# CHALLENGE
Take the material below and write it all out again exactly.

(Rows from a dataset)
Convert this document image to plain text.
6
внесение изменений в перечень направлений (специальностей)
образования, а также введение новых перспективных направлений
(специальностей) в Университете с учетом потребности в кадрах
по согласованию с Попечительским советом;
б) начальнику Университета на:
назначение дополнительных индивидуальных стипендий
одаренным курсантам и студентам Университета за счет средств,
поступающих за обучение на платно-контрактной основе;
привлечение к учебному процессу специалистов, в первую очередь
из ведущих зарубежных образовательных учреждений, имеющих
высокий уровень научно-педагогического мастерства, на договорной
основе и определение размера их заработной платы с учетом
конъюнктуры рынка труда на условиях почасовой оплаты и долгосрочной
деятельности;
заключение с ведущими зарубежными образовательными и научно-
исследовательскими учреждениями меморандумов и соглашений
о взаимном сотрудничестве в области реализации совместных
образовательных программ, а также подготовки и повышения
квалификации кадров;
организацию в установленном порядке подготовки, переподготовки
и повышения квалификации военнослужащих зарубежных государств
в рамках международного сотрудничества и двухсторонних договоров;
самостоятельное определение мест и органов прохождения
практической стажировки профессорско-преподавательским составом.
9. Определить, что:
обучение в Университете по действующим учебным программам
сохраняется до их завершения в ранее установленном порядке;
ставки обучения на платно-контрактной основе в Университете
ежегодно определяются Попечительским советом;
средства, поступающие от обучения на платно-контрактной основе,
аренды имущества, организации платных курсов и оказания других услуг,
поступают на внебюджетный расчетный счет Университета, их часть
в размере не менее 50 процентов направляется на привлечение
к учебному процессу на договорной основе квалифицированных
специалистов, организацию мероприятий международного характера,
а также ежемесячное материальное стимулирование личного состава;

# COMPLETED TASK
Convert this document image to plain text.
6
внесение изменений в перечень направлений (специальностей)
образования, а также введение новых перспективных направлений
(специальностей) в Университете с учетом потребности в кадрах
по согласованию с Попечительским советом;
б) начальнику Университета на:
назначение дополнительных индивидуальных стипендий
одаренным курсантам и студентам Университета за счет средств,
поступающих за обучение на платно-контрактной основе;
привлечение к учебному процессу специалистов, в первую очередь
из ведущих зарубежных образовательных учреждений, имеющих
высокий уровень научно-педагогического мастерства, на договорной
основе и определение размера их заработной платы с учетом
конъюнктуры рынка труда на условиях почасовой оплаты и долгосрочной
деятельности;
заключение с ведущими зарубежными образовательными и научно-
исследовательскими учреждениями меморандумов и соглашений
о взаимном сотрудничестве в области реализации совместных
образовательных программ, а также подготовки и повышения
квалификации кадров;
организацию в установленном порядке подготовки, переподготовки
и повышения квалификации военнослужащих зарубежных государств
в рамках международного сотрудничества и двухсторонних договоров;
самостоятельное определение мест и органов прохождения
практической стажировки профессорско-преподавательским составом.
9. Определить, что:
обучение в Университете по действующим учебным программам
сохраняется до их завершения в ранее установленном порядке;
ставки обучения на платно-контрактной основе в Университете
ежегодно определяются Попечительским советом;
средства, поступающие от обучения на платно-контрактной основе,
аренды имущества, организации платных курсов и оказания других услуг,
поступают на внебюджетный расчетный счет Университета, их часть
в размере не менее 50 процентов направляется на привлечение
к учебному процессу на договорной основе квалифицированных
специалистов, организацию мероприятий международного характера,
а также ежемесячное материальное стимулирование личного состава;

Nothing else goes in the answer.